Determine how many lines of this material contain "plus". Give only the number.

RECORDS PROVIDED —

--- Begin ---

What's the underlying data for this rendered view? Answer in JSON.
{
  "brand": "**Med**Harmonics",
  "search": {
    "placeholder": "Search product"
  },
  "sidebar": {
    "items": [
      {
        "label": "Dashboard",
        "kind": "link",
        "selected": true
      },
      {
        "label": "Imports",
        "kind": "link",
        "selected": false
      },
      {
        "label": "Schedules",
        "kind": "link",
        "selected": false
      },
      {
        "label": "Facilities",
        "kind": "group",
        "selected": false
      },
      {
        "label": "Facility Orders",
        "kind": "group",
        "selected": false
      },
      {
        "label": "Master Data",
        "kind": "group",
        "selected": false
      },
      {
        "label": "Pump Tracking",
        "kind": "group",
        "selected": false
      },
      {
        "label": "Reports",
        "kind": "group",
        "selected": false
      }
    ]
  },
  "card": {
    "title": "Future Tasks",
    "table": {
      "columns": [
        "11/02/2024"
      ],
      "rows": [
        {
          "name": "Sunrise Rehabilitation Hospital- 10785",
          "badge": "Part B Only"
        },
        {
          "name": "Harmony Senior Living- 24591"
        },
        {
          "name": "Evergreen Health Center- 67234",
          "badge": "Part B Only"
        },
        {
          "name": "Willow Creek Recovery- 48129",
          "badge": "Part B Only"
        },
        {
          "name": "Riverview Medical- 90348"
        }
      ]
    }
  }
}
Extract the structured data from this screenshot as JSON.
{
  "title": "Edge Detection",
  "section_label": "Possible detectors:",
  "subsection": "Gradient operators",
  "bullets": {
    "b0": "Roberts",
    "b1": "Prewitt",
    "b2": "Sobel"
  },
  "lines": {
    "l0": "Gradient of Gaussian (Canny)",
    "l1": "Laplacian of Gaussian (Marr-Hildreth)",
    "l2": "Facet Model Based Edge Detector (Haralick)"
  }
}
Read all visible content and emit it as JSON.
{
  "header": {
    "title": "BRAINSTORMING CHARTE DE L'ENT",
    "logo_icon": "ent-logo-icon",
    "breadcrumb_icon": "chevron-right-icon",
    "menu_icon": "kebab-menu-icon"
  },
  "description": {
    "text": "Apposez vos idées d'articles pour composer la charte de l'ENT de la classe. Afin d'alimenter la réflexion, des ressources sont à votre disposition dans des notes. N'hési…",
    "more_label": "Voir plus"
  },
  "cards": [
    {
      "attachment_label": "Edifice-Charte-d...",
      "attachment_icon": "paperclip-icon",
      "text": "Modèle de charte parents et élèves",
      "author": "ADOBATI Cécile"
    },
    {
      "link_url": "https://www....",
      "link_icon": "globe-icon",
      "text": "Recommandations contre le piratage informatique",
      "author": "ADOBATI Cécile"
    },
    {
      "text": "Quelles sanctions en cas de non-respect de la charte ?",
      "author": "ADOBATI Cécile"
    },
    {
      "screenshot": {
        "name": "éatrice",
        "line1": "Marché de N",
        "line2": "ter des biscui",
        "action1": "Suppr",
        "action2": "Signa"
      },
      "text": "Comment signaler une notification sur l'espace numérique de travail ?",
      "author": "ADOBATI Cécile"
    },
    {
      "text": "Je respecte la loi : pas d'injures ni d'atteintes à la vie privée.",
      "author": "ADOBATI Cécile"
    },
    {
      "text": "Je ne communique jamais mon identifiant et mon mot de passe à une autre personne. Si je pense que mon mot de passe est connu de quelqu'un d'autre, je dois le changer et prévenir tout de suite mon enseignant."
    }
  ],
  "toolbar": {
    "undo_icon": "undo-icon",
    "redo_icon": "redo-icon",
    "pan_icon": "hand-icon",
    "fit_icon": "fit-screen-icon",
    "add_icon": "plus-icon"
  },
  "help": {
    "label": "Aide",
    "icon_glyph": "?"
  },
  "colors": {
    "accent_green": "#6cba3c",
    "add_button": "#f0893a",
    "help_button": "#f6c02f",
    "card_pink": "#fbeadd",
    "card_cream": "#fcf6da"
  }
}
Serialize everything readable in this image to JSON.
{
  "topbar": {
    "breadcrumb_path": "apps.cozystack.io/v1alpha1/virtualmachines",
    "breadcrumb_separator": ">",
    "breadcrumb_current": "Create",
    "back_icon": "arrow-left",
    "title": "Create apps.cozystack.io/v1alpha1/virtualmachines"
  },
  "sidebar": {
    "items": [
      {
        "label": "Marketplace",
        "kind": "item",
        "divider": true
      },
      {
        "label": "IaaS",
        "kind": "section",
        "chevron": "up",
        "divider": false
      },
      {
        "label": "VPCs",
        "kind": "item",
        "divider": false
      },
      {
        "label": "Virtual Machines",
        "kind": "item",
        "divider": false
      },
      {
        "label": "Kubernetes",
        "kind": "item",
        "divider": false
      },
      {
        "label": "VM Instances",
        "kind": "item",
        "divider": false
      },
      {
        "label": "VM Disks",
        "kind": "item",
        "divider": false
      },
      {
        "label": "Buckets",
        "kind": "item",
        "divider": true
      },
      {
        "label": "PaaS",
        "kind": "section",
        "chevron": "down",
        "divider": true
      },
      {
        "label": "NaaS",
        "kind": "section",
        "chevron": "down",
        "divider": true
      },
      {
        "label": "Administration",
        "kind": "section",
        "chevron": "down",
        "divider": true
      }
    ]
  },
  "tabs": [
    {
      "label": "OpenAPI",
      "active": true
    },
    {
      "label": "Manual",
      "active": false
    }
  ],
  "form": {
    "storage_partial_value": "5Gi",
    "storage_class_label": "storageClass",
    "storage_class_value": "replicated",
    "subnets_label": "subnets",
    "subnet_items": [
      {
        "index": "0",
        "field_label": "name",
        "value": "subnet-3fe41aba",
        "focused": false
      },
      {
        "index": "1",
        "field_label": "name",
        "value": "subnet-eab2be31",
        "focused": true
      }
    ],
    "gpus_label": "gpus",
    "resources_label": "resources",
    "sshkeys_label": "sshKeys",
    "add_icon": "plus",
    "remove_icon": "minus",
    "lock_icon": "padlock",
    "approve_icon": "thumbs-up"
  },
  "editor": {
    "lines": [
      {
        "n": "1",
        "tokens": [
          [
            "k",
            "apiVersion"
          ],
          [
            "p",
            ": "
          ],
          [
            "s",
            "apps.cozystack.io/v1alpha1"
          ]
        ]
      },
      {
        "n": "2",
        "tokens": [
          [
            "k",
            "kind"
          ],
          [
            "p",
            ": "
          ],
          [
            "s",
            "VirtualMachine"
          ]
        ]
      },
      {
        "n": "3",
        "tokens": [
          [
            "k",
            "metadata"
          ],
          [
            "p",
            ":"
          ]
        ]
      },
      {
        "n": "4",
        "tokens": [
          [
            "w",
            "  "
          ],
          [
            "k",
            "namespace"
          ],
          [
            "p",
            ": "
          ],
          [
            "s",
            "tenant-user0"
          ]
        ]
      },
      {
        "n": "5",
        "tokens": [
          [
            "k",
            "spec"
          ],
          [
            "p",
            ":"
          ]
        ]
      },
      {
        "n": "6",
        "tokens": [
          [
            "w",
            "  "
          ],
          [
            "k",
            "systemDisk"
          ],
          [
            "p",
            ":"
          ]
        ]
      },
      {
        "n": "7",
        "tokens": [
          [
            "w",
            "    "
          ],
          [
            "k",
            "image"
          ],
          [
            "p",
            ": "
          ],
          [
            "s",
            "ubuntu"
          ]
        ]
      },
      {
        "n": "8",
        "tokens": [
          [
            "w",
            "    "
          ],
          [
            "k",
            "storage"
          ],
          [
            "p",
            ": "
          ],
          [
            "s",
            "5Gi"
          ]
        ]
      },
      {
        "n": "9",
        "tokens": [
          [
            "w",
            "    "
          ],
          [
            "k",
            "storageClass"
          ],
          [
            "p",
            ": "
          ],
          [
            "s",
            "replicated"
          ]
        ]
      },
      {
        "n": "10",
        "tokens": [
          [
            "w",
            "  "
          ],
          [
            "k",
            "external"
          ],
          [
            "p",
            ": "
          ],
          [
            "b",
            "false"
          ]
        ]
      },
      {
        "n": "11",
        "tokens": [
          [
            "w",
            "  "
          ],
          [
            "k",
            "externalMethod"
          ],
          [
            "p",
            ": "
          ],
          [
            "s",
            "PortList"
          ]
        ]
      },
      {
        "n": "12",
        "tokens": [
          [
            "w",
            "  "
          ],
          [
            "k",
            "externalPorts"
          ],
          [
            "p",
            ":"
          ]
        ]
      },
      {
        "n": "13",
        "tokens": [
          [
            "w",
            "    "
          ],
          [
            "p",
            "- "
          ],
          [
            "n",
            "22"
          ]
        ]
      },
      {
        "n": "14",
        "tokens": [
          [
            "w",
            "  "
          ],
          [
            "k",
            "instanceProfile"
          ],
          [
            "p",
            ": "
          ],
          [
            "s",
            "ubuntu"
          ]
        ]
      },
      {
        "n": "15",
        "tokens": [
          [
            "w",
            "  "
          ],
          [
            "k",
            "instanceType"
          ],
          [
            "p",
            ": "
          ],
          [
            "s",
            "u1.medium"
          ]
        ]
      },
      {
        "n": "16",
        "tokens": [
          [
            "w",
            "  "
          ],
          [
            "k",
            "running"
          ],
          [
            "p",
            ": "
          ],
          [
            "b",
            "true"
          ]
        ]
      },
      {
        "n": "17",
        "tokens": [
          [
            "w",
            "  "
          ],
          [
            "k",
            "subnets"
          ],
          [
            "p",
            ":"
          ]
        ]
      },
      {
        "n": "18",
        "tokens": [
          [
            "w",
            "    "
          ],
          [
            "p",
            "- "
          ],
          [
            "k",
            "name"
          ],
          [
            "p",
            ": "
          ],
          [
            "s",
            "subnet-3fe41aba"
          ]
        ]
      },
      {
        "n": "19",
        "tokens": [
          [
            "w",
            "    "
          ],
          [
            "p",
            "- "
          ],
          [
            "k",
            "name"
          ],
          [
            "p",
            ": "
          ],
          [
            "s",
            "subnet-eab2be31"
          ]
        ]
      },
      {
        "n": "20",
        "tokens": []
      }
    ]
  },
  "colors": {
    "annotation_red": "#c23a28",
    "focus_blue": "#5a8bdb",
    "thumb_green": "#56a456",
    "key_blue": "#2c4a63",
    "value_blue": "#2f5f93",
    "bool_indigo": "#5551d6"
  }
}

--- End ---

FULL SOLUTION —
3